*Exercise instructions*:
Filter the listing below, copying every line in which the word "Boulder" appears.

*Provided data*:
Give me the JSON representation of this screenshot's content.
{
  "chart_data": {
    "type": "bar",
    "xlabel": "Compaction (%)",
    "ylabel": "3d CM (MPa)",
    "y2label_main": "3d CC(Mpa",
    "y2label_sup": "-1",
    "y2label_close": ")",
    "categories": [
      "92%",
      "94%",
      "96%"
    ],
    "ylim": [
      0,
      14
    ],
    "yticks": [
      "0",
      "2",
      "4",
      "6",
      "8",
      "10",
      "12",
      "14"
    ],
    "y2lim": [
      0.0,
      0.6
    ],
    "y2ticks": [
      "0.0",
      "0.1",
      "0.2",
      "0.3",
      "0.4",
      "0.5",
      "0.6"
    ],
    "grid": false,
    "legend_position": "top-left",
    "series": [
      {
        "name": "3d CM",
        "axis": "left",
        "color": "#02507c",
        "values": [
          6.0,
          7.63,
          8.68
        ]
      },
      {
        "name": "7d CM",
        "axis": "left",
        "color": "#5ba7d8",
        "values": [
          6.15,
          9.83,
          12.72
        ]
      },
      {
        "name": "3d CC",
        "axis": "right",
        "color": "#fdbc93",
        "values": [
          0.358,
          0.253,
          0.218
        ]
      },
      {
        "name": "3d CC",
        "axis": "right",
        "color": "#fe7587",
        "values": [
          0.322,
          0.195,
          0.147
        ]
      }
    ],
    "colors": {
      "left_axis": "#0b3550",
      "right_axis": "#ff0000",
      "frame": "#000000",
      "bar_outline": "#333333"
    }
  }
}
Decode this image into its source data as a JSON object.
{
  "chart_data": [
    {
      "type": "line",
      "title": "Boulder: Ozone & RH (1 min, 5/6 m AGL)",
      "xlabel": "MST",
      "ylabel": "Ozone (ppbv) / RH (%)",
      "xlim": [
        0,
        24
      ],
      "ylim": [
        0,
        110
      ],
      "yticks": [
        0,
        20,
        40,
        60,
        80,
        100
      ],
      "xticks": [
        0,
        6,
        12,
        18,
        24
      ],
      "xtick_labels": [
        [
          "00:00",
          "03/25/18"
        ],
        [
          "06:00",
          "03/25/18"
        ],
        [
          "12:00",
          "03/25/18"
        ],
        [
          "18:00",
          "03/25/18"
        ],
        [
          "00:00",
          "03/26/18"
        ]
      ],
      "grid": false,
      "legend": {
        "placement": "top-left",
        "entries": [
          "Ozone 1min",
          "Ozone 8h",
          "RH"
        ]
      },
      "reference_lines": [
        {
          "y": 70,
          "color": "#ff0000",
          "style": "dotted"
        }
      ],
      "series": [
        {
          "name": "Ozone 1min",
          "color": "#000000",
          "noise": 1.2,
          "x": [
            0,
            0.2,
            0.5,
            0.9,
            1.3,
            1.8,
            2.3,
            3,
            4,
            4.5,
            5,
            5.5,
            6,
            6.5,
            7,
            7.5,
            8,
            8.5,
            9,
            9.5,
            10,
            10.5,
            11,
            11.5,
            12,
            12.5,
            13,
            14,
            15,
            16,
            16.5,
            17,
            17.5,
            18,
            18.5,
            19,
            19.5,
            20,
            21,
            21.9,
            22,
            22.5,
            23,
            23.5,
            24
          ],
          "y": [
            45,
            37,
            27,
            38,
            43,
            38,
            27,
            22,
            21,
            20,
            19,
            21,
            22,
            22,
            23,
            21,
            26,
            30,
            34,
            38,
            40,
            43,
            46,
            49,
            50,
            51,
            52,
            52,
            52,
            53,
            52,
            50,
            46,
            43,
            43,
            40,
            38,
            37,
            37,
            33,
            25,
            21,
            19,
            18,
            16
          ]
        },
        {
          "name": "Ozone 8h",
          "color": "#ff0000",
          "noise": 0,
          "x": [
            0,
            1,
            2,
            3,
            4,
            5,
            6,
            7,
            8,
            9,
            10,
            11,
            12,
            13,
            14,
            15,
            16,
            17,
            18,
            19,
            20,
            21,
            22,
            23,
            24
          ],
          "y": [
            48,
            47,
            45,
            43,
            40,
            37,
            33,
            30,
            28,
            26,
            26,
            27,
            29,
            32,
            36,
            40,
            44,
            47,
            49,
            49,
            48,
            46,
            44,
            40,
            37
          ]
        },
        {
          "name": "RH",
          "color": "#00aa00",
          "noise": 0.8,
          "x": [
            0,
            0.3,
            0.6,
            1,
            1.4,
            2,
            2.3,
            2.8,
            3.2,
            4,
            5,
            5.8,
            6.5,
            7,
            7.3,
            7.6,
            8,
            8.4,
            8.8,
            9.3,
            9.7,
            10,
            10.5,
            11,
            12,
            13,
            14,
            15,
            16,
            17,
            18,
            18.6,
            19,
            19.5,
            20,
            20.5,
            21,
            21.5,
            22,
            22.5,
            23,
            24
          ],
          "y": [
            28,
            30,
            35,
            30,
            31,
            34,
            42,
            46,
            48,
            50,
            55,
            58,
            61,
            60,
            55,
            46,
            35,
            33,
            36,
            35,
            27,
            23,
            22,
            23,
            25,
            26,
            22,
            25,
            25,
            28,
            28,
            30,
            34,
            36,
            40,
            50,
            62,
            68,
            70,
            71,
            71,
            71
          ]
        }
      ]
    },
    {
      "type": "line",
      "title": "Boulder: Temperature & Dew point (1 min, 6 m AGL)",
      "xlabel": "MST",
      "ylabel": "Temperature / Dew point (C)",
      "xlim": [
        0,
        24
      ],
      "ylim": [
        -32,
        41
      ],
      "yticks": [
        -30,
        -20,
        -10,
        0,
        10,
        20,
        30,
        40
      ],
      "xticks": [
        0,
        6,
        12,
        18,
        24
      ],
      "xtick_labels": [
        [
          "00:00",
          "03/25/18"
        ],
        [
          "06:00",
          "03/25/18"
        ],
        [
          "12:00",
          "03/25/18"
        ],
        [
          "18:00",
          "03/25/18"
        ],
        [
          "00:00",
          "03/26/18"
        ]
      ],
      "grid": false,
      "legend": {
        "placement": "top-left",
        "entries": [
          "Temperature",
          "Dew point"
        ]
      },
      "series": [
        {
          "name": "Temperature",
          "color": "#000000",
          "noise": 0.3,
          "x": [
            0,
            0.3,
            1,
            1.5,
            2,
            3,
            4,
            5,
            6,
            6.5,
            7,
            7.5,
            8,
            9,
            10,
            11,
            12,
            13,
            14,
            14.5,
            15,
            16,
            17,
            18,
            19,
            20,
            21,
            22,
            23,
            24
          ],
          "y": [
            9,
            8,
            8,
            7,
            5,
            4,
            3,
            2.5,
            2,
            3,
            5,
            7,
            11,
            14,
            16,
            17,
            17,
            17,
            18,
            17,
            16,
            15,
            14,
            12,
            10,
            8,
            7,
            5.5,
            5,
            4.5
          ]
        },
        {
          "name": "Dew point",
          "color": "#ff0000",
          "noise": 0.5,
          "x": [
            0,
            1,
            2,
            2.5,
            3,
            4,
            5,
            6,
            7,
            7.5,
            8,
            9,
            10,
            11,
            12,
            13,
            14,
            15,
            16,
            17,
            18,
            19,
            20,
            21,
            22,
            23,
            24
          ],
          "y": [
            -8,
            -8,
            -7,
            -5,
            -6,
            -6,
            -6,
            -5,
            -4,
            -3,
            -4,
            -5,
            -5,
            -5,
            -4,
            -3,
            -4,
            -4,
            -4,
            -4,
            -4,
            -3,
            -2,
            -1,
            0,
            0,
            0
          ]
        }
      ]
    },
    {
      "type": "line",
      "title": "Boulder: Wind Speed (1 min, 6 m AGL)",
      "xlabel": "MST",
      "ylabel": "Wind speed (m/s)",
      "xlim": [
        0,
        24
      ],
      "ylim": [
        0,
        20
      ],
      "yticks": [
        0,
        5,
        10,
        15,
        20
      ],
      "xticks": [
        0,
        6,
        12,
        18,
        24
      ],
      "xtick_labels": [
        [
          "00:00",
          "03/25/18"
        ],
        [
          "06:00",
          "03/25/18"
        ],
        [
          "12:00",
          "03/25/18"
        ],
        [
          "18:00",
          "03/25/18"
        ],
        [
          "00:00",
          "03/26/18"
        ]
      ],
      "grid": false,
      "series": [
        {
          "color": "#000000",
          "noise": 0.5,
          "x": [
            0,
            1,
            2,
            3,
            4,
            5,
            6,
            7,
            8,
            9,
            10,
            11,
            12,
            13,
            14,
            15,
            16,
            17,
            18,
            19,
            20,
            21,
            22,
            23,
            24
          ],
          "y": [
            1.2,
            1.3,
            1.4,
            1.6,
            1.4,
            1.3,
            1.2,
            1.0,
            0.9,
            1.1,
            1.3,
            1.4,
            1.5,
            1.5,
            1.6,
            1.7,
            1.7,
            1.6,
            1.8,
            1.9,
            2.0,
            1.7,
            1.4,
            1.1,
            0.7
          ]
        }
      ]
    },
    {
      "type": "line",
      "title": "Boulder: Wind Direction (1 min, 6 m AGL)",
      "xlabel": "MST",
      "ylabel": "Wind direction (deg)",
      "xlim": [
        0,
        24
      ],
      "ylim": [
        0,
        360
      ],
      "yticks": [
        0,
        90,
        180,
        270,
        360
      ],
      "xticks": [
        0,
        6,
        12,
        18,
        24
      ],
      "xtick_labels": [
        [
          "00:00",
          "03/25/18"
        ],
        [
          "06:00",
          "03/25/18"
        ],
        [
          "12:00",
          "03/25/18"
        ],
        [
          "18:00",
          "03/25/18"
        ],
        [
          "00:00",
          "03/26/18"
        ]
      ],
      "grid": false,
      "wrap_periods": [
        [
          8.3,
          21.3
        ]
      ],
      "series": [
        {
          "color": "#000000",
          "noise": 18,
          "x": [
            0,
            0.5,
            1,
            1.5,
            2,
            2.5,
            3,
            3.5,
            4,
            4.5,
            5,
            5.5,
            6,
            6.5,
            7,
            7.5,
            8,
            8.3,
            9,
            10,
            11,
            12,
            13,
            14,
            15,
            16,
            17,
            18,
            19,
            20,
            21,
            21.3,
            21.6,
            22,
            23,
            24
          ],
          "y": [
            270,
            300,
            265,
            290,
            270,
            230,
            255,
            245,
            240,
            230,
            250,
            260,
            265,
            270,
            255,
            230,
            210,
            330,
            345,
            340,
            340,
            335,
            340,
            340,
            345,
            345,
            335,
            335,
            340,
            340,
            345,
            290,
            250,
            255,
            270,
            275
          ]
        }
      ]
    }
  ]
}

*Expected output*:
      "title": "Boulder: Ozone & RH (1 min, 5/6 m AGL)",
      "title": "Boulder: Temperature & Dew point (1 min, 6 m AGL)",
      "title": "Boulder: Wind Speed (1 min, 6 m AGL)",
      "title": "Boulder: Wind Direction (1 min, 6 m AGL)",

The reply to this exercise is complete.